Problem description - Each line below is to be written out in full, exactly as shown.

── Dataset excerpts

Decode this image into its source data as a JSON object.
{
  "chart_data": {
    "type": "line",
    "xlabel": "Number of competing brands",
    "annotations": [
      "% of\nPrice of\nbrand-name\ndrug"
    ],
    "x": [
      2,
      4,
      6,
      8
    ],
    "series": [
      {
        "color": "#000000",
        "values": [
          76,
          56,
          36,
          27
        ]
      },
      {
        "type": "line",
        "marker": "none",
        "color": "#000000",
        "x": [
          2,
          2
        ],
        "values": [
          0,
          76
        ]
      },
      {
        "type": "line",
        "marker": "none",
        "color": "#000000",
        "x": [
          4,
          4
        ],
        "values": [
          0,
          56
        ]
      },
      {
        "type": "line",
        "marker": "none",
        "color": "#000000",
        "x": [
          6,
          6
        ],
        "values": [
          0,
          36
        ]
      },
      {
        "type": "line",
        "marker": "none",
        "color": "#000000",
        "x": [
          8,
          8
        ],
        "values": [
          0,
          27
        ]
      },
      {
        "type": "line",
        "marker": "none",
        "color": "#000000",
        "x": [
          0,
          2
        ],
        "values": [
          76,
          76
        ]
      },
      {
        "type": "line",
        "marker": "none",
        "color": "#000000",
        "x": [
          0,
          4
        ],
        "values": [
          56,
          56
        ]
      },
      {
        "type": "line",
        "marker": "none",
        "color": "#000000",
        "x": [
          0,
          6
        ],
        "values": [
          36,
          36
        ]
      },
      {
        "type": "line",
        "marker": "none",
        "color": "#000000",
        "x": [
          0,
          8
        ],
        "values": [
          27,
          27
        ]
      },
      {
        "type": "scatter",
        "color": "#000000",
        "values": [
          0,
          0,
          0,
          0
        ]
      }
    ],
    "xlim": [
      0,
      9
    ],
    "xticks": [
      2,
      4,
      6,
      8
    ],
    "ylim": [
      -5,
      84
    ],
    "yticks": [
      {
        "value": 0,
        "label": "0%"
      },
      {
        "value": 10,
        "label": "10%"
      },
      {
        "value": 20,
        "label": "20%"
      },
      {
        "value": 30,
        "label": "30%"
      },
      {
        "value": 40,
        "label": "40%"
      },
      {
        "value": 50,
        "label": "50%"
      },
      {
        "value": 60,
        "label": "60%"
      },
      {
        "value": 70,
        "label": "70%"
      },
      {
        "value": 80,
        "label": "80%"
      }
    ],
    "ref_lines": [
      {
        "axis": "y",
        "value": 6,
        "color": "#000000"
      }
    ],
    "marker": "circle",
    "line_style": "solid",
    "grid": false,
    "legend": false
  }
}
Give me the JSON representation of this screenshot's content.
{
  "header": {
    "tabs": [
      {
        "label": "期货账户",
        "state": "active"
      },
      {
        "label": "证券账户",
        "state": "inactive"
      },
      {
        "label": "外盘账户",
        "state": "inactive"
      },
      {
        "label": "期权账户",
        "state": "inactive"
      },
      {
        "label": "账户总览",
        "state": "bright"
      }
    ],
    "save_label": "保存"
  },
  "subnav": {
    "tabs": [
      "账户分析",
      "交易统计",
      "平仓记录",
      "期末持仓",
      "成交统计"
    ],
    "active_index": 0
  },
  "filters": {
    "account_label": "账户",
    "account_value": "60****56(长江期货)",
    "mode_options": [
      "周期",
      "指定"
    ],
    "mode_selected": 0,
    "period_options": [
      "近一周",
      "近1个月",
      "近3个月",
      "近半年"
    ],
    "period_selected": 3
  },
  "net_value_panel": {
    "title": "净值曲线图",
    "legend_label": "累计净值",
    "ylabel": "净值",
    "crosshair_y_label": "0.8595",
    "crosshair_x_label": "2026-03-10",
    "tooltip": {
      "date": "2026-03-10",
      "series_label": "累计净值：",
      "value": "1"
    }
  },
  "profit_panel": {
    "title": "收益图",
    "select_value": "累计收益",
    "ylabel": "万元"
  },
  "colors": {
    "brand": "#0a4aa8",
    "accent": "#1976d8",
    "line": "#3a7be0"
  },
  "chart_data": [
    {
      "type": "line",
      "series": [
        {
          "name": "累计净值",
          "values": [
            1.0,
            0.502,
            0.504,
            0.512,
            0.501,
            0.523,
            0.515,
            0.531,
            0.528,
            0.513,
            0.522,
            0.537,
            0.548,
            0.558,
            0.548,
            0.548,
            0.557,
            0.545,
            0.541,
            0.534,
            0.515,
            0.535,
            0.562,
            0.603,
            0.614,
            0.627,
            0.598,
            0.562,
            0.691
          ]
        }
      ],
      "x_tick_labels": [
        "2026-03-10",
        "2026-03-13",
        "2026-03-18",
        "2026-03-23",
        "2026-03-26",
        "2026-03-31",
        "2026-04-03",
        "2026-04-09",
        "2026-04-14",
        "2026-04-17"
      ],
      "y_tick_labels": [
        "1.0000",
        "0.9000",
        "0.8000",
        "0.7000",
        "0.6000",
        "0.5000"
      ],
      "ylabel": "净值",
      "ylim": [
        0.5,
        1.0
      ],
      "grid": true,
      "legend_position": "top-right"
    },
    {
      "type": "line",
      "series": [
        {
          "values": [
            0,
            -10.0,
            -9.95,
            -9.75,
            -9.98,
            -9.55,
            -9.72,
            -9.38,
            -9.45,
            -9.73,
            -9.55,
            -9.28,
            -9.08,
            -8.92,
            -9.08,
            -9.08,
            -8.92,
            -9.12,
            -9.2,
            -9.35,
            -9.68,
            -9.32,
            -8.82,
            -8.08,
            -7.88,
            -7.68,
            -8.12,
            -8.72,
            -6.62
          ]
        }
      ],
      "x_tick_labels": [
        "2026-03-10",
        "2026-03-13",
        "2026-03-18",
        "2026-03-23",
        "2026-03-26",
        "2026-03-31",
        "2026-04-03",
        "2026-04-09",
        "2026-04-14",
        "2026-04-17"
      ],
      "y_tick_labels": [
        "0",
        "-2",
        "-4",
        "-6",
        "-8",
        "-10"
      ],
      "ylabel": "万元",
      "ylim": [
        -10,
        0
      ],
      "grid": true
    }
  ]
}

────

Task output -
Decode this image into its source data as a JSON object.
{
  "chart_data": {
    "type": "line",
    "xlabel": "Number of competing brands",
    "annotations": [
      "% of\nPrice of\nbrand-name\ndrug"
    ],
    "x": [
      2,
      4,
      6,
      8
    ],
    "series": [
      {
        "color": "#000000",
        "values": [
          76,
          56,
          36,
          27
        ]
      },
      {
        "type": "line",
        "marker": "none",
        "color": "#000000",
        "x": [
          2,
          2
        ],
        "values": [
          0,
          76
        ]
      },
      {
        "type": "line",
        "marker": "none",
        "color": "#000000",
        "x": [
          4,
          4
        ],
        "values": [
          0,
          56
        ]
      },
      {
        "type": "line",
        "marker": "none",
        "color": "#000000",
        "x": [
          6,
          6
        ],
        "values": [
          0,
          36
        ]
      },
      {
        "type": "line",
        "marker": "none",
        "color": "#000000",
        "x": [
          8,
          8
        ],
        "values": [
          0,
          27
        ]
      },
      {
        "type": "line",
        "marker": "none",
        "color": "#000000",
        "x": [
          0,
          2
        ],
        "values": [
          76,
          76
        ]
      },
      {
        "type": "line",
        "marker": "none",
        "color": "#000000",
        "x": [
          0,
          4
        ],
        "values": [
          56,
          56
        ]
      },
      {
        "type": "line",
        "marker": "none",
        "color": "#000000",
        "x": [
          0,
          6
        ],
        "values": [
          36,
          36
        ]
      },
      {
        "type": "line",
        "marker": "none",
        "color": "#000000",
        "x": [
          0,
          8
        ],
        "values": [
          27,
          27
        ]
      },
      {
        "type": "scatter",
        "color": "#000000",
        "values": [
          0,
          0,
          0,
          0
        ]
      }
    ],
    "xlim": [
      0,
      9
    ],
    "xticks": [
      2,
      4,
      6,
      8
    ],
    "ylim": [
      -5,
      84
    ],
    "yticks": [
      {
        "value": 0,
        "label": "0%"
      },
      {
        "value": 10,
        "label": "10%"
      },
      {
        "value": 20,
        "label": "20%"
      },
      {
        "value": 30,
        "label": "30%"
      },
      {
        "value": 40,
        "label": "40%"
      },
      {
        "value": 50,
        "label": "50%"
      },
      {
        "value": 60,
        "label": "60%"
      },
      {
        "value": 70,
        "label": "70%"
      },
      {
        "value": 80,
        "label": "80%"
      }
    ],
    "ref_lines": [
      {
        "axis": "y",
        "value": 6,
        "color": "#000000"
      }
    ],
    "marker": "circle",
    "line_style": "solid",
    "grid": false,
    "legend": false
  }
}
Give me the JSON representation of this screenshot's content.
{
  "header": {
    "tabs": [
      {
        "label": "期货账户",
        "state": "active"
      },
      {
        "label": "证券账户",
        "state": "inactive"
      },
      {
        "label": "外盘账户",
        "state": "inactive"
      },
      {
        "label": "期权账户",
        "state": "inactive"
      },
      {
        "label": "账户总览",
        "state": "bright"
      }
    ],
    "save_label": "保存"
  },
  "subnav": {
    "tabs": [
      "账户分析",
      "交易统计",
      "平仓记录",
      "期末持仓",
      "成交统计"
    ],
    "active_index": 0
  },
  "filters": {
    "account_label": "账户",
    "account_value": "60****56(长江期货)",
    "mode_options": [
      "周期",
      "指定"
    ],
    "mode_selected": 0,
    "period_options": [
      "近一周",
      "近1个月",
      "近3个月",
      "近半年"
    ],
    "period_selected": 3
  },
  "net_value_panel": {
    "title": "净值曲线图",
    "legend_label": "累计净值",
    "ylabel": "净值",
    "crosshair_y_label": "0.8595",
    "crosshair_x_label": "2026-03-10",
    "tooltip": {
      "date": "2026-03-10",
      "series_label": "累计净值：",
      "value": "1"
    }
  },
  "profit_panel": {
    "title": "收益图",
    "select_value": "累计收益",
    "ylabel": "万元"
  },
  "colors": {
    "brand": "#0a4aa8",
    "accent": "#1976d8",
    "line": "#3a7be0"
  },
  "chart_data": [
    {
      "type": "line",
      "series": [
        {
          "name": "累计净值",
          "values": [
            1.0,
            0.502,
            0.504,
            0.512,
            0.501,
            0.523,
            0.515,
            0.531,
            0.528,
            0.513,
            0.522,
            0.537,
            0.548,
            0.558,
            0.548,
            0.548,
            0.557,
            0.545,
            0.541,
            0.534,
            0.515,
            0.535,
            0.562,
            0.603,
            0.614,
            0.627,
            0.598,
            0.562,
            0.691
          ]
        }
      ],
      "x_tick_labels": [
        "2026-03-10",
        "2026-03-13",
        "2026-03-18",
        "2026-03-23",
        "2026-03-26",
        "2026-03-31",
        "2026-04-03",
        "2026-04-09",
        "2026-04-14",
        "2026-04-17"
      ],
      "y_tick_labels": [
        "1.0000",
        "0.9000",
        "0.8000",
        "0.7000",
        "0.6000",
        "0.5000"
      ],
      "ylabel": "净值",
      "ylim": [
        0.5,
        1.0
      ],
      "grid": true,
      "legend_position": "top-right"
    },
    {
      "type": "line",
      "series": [
        {
          "values": [
            0,
            -10.0,
            -9.95,
            -9.75,
            -9.98,
            -9.55,
            -9.72,
            -9.38,
            -9.45,
            -9.73,
            -9.55,
            -9.28,
            -9.08,
            -8.92,
            -9.08,
            -9.08,
            -8.92,
            -9.12,
            -9.2,
            -9.35,
            -9.68,
            -9.32,
            -8.82,
            -8.08,
            -7.88,
            -7.68,
            -8.12,
            -8.72,
            -6.62
          ]
        }
      ],
      "x_tick_labels": [
        "2026-03-10",
        "2026-03-13",
        "2026-03-18",
        "2026-03-23",
        "2026-03-26",
        "2026-03-31",
        "2026-04-03",
        "2026-04-09",
        "2026-04-14",
        "2026-04-17"
      ],
      "y_tick_labels": [
        "0",
        "-2",
        "-4",
        "-6",
        "-8",
        "-10"
      ],
      "ylabel": "万元",
      "ylim": [
        -10,
        0
      ],
      "grid": true
    }
  ]
}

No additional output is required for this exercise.